### Given exercise
Rewrite the data below, replacing every occurrence of "Meus Projetos" with "Meus Trabalhos" and leaving everything else unchanged.
====================
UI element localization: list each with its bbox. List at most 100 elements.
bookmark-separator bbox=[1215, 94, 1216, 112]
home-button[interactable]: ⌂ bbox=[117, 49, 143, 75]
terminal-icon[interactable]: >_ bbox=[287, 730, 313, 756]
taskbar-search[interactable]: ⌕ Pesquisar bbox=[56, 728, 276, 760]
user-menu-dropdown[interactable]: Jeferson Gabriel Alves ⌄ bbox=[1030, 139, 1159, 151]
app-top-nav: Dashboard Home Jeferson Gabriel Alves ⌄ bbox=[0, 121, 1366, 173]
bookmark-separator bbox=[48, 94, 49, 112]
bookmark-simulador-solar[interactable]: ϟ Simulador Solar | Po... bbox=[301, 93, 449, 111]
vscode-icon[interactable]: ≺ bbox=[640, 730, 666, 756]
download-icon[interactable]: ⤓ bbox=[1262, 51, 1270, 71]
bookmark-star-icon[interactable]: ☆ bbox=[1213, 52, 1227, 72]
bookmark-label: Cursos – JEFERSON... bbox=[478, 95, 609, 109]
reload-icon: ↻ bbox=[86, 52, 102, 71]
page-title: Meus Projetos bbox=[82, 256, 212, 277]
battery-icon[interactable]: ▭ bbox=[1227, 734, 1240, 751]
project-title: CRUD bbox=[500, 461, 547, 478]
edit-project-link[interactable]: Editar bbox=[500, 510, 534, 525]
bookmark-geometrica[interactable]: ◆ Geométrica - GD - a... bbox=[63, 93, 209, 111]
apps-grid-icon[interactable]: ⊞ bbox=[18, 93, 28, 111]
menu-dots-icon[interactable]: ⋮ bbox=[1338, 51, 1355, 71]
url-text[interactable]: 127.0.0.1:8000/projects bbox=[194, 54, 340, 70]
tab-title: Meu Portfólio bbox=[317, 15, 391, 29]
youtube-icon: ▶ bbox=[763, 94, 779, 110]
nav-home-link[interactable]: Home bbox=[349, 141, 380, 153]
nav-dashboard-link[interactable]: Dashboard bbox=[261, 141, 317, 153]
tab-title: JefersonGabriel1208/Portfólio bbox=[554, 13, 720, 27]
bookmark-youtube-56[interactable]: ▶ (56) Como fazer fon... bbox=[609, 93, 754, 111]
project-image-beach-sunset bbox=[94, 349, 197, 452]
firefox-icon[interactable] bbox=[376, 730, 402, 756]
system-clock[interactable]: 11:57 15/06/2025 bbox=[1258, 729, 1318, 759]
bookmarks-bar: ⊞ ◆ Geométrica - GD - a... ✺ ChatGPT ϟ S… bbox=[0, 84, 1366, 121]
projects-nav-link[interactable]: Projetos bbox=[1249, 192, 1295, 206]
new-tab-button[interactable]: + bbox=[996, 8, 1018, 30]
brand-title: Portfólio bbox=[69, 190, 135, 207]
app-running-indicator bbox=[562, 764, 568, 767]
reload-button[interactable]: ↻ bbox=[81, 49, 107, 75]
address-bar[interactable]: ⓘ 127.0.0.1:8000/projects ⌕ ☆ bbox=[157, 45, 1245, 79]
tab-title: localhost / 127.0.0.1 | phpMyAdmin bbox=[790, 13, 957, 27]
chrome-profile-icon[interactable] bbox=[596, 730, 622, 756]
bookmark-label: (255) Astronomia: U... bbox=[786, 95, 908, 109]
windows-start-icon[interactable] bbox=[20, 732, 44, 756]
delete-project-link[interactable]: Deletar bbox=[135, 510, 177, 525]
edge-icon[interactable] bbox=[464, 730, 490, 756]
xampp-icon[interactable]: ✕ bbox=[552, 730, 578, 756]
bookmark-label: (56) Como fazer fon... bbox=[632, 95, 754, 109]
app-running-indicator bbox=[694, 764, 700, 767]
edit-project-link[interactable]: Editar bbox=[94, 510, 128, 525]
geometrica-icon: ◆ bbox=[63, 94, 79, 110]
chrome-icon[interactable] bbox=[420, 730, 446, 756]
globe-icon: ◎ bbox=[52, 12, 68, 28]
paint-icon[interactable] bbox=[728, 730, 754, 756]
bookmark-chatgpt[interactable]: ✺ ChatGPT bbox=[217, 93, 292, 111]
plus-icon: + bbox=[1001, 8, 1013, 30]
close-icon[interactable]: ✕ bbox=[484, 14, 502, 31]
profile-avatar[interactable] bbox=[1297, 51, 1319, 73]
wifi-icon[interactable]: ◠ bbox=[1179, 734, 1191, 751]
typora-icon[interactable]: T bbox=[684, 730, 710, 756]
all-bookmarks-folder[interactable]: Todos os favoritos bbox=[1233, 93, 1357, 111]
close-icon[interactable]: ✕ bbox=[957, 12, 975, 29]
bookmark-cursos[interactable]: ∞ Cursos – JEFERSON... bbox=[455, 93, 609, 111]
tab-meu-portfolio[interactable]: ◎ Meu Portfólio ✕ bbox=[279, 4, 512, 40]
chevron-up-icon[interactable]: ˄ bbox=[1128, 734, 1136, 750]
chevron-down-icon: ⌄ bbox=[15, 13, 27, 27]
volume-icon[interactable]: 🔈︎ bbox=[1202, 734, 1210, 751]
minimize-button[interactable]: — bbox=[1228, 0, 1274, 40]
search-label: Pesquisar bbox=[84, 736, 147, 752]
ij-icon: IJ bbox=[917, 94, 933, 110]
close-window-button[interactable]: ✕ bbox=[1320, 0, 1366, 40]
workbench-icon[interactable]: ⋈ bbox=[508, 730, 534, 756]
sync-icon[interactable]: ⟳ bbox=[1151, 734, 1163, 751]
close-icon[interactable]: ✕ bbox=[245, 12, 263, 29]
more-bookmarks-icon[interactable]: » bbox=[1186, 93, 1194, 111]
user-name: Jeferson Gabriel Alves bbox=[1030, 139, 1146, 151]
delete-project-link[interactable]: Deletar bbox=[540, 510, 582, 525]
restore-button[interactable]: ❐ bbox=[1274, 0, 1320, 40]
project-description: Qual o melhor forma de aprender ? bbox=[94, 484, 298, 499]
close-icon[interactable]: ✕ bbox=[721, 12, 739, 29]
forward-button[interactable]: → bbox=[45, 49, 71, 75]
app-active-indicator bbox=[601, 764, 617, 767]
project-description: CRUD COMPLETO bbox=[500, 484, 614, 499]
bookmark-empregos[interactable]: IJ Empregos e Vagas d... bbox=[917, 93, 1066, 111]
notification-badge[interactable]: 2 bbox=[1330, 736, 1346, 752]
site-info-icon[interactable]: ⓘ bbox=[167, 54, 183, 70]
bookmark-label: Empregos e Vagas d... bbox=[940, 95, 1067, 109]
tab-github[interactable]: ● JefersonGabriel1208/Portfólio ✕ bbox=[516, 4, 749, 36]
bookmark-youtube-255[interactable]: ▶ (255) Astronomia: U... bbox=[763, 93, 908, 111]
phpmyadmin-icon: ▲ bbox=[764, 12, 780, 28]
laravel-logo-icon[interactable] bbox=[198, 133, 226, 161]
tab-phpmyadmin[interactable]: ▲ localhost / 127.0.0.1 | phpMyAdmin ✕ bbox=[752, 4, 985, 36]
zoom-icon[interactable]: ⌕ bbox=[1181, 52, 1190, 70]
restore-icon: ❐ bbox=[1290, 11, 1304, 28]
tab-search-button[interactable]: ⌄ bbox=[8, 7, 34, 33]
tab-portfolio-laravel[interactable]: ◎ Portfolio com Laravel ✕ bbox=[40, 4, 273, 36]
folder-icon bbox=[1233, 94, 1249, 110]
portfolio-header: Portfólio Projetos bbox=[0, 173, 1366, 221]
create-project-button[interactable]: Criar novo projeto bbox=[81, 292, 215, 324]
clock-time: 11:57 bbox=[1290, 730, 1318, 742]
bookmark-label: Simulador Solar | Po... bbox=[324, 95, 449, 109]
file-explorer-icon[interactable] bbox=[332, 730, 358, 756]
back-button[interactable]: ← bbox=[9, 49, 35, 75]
====================
### Reply
UI element localization: list each with its bbox. List at most 100 elements.
bookmark-separator bbox=[1215, 94, 1216, 112]
home-button[interactable]: ⌂ bbox=[117, 49, 143, 75]
terminal-icon[interactable]: >_ bbox=[287, 730, 313, 756]
taskbar-search[interactable]: ⌕ Pesquisar bbox=[56, 728, 276, 760]
user-menu-dropdown[interactable]: Jeferson Gabriel Alves ⌄ bbox=[1030, 139, 1159, 151]
app-top-nav: Dashboard Home Jeferson Gabriel Alves ⌄ bbox=[0, 121, 1366, 173]
bookmark-separator bbox=[48, 94, 49, 112]
bookmark-simulador-solar[interactable]: ϟ Simulador Solar | Po... bbox=[301, 93, 449, 111]
vscode-icon[interactable]: ≺ bbox=[640, 730, 666, 756]
download-icon[interactable]: ⤓ bbox=[1262, 51, 1270, 71]
bookmark-star-icon[interactable]: ☆ bbox=[1213, 52, 1227, 72]
bookmark-label: Cursos – JEFERSON... bbox=[478, 95, 609, 109]
reload-icon: ↻ bbox=[86, 52, 102, 71]
page-title: Meus Trabalhos bbox=[82, 256, 212, 277]
battery-icon[interactable]: ▭ bbox=[1227, 734, 1240, 751]
project-title: CRUD bbox=[500, 461, 547, 478]
edit-project-link[interactable]: Editar bbox=[500, 510, 534, 525]
bookmark-geometrica[interactable]: ◆ Geométrica - GD - a... bbox=[63, 93, 209, 111]
apps-grid-icon[interactable]: ⊞ bbox=[18, 93, 28, 111]
menu-dots-icon[interactable]: ⋮ bbox=[1338, 51, 1355, 71]
url-text[interactable]: 127.0.0.1:8000/projects bbox=[194, 54, 340, 70]
tab-title: Meu Portfólio bbox=[317, 15, 391, 29]
youtube-icon: ▶ bbox=[763, 94, 779, 110]
nav-home-link[interactable]: Home bbox=[349, 141, 380, 153]
nav-dashboard-link[interactable]: Dashboard bbox=[261, 141, 317, 153]
tab-title: JefersonGabriel1208/Portfólio bbox=[554, 13, 720, 27]
bookmark-youtube-56[interactable]: ▶ (56) Como fazer fon... bbox=[609, 93, 754, 111]
project-image-beach-sunset bbox=[94, 349, 197, 452]
firefox-icon[interactable] bbox=[376, 730, 402, 756]
system-clock[interactable]: 11:57 15/06/2025 bbox=[1258, 729, 1318, 759]
bookmarks-bar: ⊞ ◆ Geométrica - GD - a... ✺ ChatGPT ϟ S… bbox=[0, 84, 1366, 121]
projects-nav-link[interactable]: Projetos bbox=[1249, 192, 1295, 206]
new-tab-button[interactable]: + bbox=[996, 8, 1018, 30]
brand-title: Portfólio bbox=[69, 190, 135, 207]
app-running-indicator bbox=[562, 764, 568, 767]
reload-button[interactable]: ↻ bbox=[81, 49, 107, 75]
address-bar[interactable]: ⓘ 127.0.0.1:8000/projects ⌕ ☆ bbox=[157, 45, 1245, 79]
tab-title: localhost / 127.0.0.1 | phpMyAdmin bbox=[790, 13, 957, 27]
chrome-profile-icon[interactable] bbox=[596, 730, 622, 756]
bookmark-label: (255) Astronomia: U... bbox=[786, 95, 908, 109]
windows-start-icon[interactable] bbox=[20, 732, 44, 756]
delete-project-link[interactable]: Deletar bbox=[135, 510, 177, 525]
edge-icon[interactable] bbox=[464, 730, 490, 756]
xampp-icon[interactable]: ✕ bbox=[552, 730, 578, 756]
bookmark-label: (56) Como fazer fon... bbox=[632, 95, 754, 109]
app-running-indicator bbox=[694, 764, 700, 767]
edit-project-link[interactable]: Editar bbox=[94, 510, 128, 525]
geometrica-icon: ◆ bbox=[63, 94, 79, 110]
chrome-icon[interactable] bbox=[420, 730, 446, 756]
globe-icon: ◎ bbox=[52, 12, 68, 28]
paint-icon[interactable] bbox=[728, 730, 754, 756]
bookmark-chatgpt[interactable]: ✺ ChatGPT bbox=[217, 93, 292, 111]
plus-icon: + bbox=[1001, 8, 1013, 30]
close-icon[interactable]: ✕ bbox=[484, 14, 502, 31]
profile-avatar[interactable] bbox=[1297, 51, 1319, 73]
wifi-icon[interactable]: ◠ bbox=[1179, 734, 1191, 751]
typora-icon[interactable]: T bbox=[684, 730, 710, 756]
all-bookmarks-folder[interactable]: Todos os favoritos bbox=[1233, 93, 1357, 111]
close-icon[interactable]: ✕ bbox=[957, 12, 975, 29]
bookmark-cursos[interactable]: ∞ Cursos – JEFERSON... bbox=[455, 93, 609, 111]
tab-meu-portfolio[interactable]: ◎ Meu Portfólio ✕ bbox=[279, 4, 512, 40]
chevron-up-icon[interactable]: ˄ bbox=[1128, 734, 1136, 750]
chevron-down-icon: ⌄ bbox=[15, 13, 27, 27]
volume-icon[interactable]: 🔈︎ bbox=[1202, 734, 1210, 751]
minimize-button[interactable]: — bbox=[1228, 0, 1274, 40]
search-label: Pesquisar bbox=[84, 736, 147, 752]
ij-icon: IJ bbox=[917, 94, 933, 110]
close-window-button[interactable]: ✕ bbox=[1320, 0, 1366, 40]
workbench-icon[interactable]: ⋈ bbox=[508, 730, 534, 756]
sync-icon[interactable]: ⟳ bbox=[1151, 734, 1163, 751]
close-icon[interactable]: ✕ bbox=[245, 12, 263, 29]
more-bookmarks-icon[interactable]: » bbox=[1186, 93, 1194, 111]
user-name: Jeferson Gabriel Alves bbox=[1030, 139, 1146, 151]
delete-project-link[interactable]: Deletar bbox=[540, 510, 582, 525]
restore-button[interactable]: ❐ bbox=[1274, 0, 1320, 40]
project-description: Qual o melhor forma de aprender ? bbox=[94, 484, 298, 499]
close-icon[interactable]: ✕ bbox=[721, 12, 739, 29]
forward-button[interactable]: → bbox=[45, 49, 71, 75]
app-active-indicator bbox=[601, 764, 617, 767]
project-description: CRUD COMPLETO bbox=[500, 484, 614, 499]
bookmark-empregos[interactable]: IJ Empregos e Vagas d... bbox=[917, 93, 1066, 111]
notification-badge[interactable]: 2 bbox=[1330, 736, 1346, 752]
site-info-icon[interactable]: ⓘ bbox=[167, 54, 183, 70]
bookmark-label: Empregos e Vagas d... bbox=[940, 95, 1067, 109]
tab-github[interactable]: ● JefersonGabriel1208/Portfólio ✕ bbox=[516, 4, 749, 36]
bookmark-youtube-255[interactable]: ▶ (255) Astronomia: U... bbox=[763, 93, 908, 111]
phpmyadmin-icon: ▲ bbox=[764, 12, 780, 28]
laravel-logo-icon[interactable] bbox=[198, 133, 226, 161]
tab-phpmyadmin[interactable]: ▲ localhost / 127.0.0.1 | phpMyAdmin ✕ bbox=[752, 4, 985, 36]
zoom-icon[interactable]: ⌕ bbox=[1181, 52, 1190, 70]
restore-icon: ❐ bbox=[1290, 11, 1304, 28]
tab-search-button[interactable]: ⌄ bbox=[8, 7, 34, 33]
tab-portfolio-laravel[interactable]: ◎ Portfolio com Laravel ✕ bbox=[40, 4, 273, 36]
folder-icon bbox=[1233, 94, 1249, 110]
portfolio-header: Portfólio Projetos bbox=[0, 173, 1366, 221]
create-project-button[interactable]: Criar novo projeto bbox=[81, 292, 215, 324]
clock-time: 11:57 bbox=[1290, 730, 1318, 742]
bookmark-label: Simulador Solar | Po... bbox=[324, 95, 449, 109]
file-explorer-icon[interactable] bbox=[332, 730, 358, 756]
back-button[interactable]: ← bbox=[9, 49, 35, 75]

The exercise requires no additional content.